Set task | Determine how many lines of the data below contain "closing", then give only that number.

Records shown |
▬▬▬▬▬▬

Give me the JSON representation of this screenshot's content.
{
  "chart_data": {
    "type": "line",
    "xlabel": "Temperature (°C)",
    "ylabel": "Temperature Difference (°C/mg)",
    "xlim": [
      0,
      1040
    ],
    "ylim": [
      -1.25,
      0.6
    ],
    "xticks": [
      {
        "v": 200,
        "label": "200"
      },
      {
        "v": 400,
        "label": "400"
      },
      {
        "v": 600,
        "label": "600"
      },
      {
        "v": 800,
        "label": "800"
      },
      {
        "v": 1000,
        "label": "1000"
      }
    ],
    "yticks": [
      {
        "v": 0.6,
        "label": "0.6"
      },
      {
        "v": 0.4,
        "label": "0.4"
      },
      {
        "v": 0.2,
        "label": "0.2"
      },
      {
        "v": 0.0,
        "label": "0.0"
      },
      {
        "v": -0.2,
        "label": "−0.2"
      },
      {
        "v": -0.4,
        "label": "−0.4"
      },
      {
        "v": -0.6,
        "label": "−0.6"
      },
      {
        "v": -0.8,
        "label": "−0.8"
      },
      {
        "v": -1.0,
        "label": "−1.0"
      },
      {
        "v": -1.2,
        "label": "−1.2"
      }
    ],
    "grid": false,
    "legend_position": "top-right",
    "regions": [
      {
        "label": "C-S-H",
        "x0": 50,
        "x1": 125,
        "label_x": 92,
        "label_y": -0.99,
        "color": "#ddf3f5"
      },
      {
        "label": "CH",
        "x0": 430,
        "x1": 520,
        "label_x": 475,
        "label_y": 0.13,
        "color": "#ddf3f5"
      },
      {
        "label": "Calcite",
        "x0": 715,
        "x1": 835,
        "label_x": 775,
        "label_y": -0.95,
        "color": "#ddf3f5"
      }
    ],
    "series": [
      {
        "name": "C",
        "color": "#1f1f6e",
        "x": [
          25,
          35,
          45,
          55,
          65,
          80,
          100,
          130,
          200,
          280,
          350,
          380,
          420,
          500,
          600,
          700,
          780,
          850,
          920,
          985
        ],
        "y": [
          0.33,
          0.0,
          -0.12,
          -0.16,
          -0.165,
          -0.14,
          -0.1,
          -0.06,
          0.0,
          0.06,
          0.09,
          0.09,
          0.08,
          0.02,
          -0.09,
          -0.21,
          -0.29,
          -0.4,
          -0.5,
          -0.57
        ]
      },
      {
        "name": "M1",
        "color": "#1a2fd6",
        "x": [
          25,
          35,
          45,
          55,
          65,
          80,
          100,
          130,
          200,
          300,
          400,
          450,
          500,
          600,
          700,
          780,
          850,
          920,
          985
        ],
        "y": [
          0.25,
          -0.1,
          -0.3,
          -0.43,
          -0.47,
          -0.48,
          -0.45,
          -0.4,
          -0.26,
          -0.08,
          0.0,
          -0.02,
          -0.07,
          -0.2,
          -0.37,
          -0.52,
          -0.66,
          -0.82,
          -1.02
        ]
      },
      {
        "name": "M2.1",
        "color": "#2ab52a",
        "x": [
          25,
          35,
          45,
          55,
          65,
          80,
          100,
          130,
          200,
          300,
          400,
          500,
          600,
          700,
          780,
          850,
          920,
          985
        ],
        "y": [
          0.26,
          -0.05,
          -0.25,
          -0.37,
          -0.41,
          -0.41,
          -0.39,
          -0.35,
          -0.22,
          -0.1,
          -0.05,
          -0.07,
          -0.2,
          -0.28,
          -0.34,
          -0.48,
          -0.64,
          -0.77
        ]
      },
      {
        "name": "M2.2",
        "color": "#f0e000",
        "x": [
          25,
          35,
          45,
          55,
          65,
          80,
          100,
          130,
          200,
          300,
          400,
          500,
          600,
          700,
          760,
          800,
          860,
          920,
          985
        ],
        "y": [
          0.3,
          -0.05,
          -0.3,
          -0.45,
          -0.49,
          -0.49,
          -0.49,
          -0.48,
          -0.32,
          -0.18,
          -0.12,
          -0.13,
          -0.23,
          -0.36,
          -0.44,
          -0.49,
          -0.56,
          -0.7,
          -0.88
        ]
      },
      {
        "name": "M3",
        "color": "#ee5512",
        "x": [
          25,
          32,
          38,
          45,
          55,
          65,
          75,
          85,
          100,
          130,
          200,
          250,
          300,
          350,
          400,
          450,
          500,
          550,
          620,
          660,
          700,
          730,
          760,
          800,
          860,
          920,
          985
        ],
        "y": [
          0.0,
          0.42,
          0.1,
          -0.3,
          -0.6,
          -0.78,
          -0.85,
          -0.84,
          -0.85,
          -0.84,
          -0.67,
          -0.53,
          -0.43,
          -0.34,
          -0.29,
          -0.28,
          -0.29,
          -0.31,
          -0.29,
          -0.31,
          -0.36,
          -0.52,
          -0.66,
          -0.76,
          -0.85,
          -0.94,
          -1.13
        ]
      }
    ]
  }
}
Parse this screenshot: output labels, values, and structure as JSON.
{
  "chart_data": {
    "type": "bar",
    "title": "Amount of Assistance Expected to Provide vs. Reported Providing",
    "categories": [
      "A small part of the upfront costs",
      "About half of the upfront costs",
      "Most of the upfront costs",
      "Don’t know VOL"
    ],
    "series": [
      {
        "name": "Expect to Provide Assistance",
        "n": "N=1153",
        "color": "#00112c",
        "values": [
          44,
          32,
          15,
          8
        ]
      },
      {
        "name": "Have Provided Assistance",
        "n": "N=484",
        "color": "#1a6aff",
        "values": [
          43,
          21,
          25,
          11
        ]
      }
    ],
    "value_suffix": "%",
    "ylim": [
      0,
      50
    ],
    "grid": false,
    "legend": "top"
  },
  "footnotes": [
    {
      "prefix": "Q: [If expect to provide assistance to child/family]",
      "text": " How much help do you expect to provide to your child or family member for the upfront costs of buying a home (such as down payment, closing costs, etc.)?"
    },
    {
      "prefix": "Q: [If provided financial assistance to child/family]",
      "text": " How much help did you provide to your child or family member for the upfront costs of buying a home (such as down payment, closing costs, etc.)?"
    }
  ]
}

▬▬▬▬▬▬

The completed task | 2